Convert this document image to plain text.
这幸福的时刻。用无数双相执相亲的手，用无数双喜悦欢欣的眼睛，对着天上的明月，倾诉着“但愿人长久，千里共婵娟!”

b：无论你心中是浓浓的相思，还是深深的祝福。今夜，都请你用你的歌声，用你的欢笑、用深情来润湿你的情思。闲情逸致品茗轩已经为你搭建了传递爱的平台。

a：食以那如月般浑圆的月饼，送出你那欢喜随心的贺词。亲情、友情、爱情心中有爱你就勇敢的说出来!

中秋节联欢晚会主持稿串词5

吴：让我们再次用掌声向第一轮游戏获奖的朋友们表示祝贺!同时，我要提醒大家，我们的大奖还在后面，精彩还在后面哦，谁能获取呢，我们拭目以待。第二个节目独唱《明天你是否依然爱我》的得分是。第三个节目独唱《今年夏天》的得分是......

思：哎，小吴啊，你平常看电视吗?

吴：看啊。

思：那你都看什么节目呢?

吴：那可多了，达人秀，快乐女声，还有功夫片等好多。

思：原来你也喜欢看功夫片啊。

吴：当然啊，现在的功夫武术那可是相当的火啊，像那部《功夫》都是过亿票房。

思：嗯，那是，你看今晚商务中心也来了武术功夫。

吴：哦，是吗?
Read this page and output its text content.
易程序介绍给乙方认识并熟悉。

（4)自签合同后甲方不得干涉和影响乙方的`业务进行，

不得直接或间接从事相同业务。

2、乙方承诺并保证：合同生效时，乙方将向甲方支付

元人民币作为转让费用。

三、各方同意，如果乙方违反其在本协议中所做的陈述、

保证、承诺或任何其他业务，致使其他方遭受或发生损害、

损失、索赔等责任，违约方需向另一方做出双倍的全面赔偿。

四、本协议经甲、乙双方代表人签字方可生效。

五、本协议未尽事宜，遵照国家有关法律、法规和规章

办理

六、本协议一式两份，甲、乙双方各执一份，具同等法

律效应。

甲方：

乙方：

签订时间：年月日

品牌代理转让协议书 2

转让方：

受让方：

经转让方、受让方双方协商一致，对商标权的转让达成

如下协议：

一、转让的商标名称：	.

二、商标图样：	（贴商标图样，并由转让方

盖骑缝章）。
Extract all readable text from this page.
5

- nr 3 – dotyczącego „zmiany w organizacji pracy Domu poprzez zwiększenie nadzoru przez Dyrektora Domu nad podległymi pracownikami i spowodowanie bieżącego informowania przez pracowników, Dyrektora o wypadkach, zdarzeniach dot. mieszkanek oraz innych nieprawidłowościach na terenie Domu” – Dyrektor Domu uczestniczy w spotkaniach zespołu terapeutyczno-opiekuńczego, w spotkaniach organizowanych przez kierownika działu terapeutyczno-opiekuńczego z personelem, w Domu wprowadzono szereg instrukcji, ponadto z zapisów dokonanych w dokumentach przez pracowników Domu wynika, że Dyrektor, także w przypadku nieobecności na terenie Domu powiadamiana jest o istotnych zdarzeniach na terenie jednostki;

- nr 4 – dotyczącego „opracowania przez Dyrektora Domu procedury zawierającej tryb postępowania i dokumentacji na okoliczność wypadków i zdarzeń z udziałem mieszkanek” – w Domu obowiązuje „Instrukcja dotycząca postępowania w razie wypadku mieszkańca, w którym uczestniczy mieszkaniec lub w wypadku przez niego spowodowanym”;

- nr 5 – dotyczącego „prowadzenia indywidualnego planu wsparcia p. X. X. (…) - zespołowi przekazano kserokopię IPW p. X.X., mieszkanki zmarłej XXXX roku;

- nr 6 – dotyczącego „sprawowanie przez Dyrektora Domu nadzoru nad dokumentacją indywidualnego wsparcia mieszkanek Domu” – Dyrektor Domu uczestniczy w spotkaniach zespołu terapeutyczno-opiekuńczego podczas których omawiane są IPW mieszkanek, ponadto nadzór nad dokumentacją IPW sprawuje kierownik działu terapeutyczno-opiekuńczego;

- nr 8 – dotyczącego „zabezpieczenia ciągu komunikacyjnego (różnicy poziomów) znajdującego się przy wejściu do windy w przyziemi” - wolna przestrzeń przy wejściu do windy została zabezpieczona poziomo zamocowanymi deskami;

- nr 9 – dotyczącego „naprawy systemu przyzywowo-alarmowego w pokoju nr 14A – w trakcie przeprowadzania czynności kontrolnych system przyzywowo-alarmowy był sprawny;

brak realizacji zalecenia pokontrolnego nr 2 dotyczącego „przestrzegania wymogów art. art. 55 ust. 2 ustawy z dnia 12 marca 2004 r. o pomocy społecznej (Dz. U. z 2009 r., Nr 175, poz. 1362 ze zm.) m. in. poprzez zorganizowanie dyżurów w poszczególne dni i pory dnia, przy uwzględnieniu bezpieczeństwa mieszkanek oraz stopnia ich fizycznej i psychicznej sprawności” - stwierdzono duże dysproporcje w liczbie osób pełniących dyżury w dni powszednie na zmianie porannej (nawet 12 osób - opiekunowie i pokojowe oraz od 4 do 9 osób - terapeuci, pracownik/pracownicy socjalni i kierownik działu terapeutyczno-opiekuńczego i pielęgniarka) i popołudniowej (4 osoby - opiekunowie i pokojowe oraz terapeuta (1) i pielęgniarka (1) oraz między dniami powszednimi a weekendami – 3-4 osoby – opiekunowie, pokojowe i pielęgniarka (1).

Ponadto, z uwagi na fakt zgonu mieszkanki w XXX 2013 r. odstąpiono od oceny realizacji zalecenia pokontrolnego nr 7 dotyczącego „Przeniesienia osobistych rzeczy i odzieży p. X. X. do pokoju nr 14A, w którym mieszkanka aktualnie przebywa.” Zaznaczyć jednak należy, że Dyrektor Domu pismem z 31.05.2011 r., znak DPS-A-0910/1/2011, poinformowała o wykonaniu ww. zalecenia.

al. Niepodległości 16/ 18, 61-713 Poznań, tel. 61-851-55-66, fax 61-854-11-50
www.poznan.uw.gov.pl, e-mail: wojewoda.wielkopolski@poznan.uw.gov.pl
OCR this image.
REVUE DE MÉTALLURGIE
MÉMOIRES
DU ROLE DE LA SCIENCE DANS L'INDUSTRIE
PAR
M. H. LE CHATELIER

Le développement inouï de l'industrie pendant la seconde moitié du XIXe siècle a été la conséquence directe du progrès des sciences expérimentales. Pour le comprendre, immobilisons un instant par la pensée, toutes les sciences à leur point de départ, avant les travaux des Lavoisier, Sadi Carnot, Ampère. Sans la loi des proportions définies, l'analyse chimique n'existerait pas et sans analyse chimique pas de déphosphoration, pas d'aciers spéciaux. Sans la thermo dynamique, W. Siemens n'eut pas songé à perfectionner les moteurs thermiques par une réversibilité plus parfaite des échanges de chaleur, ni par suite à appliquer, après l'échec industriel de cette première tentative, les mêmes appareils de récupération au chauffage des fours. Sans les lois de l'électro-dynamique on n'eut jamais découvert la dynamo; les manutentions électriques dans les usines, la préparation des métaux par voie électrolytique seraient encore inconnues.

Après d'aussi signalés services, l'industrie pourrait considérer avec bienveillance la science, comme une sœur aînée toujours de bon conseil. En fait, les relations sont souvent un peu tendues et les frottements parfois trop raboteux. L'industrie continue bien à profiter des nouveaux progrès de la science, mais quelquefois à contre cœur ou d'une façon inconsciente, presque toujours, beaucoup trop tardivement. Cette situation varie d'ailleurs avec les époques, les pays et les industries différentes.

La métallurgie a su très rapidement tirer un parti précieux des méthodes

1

▶ **WHAT THE TASK REQUIRES**:
List every line from the entries above in which "this" appears.

▶ **ANSWER TO THE EXERCISE**:
Convert this document image to plain text.
Read this page and output its text content.
Extract all readable text from this page.
OCR this image.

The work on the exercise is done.